--- Begin PROVIDED RECORDS ---
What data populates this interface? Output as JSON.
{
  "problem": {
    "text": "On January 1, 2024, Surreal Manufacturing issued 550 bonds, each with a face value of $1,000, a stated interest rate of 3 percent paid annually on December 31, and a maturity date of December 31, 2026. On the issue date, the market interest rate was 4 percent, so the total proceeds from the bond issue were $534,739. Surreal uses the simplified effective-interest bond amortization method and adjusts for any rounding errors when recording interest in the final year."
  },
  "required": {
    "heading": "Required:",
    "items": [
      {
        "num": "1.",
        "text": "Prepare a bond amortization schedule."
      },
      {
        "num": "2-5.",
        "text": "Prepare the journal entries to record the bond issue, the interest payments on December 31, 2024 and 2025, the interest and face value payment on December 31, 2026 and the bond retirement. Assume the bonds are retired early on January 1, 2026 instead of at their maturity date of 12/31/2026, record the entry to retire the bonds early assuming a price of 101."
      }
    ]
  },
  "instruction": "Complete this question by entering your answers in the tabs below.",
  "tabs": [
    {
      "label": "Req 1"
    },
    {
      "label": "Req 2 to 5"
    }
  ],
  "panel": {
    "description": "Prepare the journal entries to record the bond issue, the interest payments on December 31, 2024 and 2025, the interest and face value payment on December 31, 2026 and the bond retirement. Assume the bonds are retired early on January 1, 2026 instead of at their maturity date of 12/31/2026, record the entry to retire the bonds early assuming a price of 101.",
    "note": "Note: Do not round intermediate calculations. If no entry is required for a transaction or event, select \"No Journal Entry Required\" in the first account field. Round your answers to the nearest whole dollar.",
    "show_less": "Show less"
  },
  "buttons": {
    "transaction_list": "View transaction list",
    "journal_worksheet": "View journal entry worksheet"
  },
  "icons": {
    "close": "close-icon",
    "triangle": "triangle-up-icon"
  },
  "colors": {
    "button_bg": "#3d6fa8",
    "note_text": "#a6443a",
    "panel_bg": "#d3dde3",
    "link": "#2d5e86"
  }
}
--- End PROVIDED RECORDS ---
**DO THIS**
Provide an exact reproduction of all the entries shown above.

**SOLUTION FOR THIS TASK**
What data populates this interface? Output as JSON.
{
  "problem": {
    "text": "On January 1, 2024, Surreal Manufacturing issued 550 bonds, each with a face value of $1,000, a stated interest rate of 3 percent paid annually on December 31, and a maturity date of December 31, 2026. On the issue date, the market interest rate was 4 percent, so the total proceeds from the bond issue were $534,739. Surreal uses the simplified effective-interest bond amortization method and adjusts for any rounding errors when recording interest in the final year."
  },
  "required": {
    "heading": "Required:",
    "items": [
      {
        "num": "1.",
        "text": "Prepare a bond amortization schedule."
      },
      {
        "num": "2-5.",
        "text": "Prepare the journal entries to record the bond issue, the interest payments on December 31, 2024 and 2025, the interest and face value payment on December 31, 2026 and the bond retirement. Assume the bonds are retired early on January 1, 2026 instead of at their maturity date of 12/31/2026, record the entry to retire the bonds early assuming a price of 101."
      }
    ]
  },
  "instruction": "Complete this question by entering your answers in the tabs below.",
  "tabs": [
    {
      "label": "Req 1"
    },
    {
      "label": "Req 2 to 5"
    }
  ],
  "panel": {
    "description": "Prepare the journal entries to record the bond issue, the interest payments on December 31, 2024 and 2025, the interest and face value payment on December 31, 2026 and the bond retirement. Assume the bonds are retired early on January 1, 2026 instead of at their maturity date of 12/31/2026, record the entry to retire the bonds early assuming a price of 101.",
    "note": "Note: Do not round intermediate calculations. If no entry is required for a transaction or event, select \"No Journal Entry Required\" in the first account field. Round your answers to the nearest whole dollar.",
    "show_less": "Show less"
  },
  "buttons": {
    "transaction_list": "View transaction list",
    "journal_worksheet": "View journal entry worksheet"
  },
  "icons": {
    "close": "close-icon",
    "triangle": "triangle-up-icon"
  },
  "colors": {
    "button_bg": "#3d6fa8",
    "note_text": "#a6443a",
    "panel_bg": "#d3dde3",
    "link": "#2d5e86"
  }
}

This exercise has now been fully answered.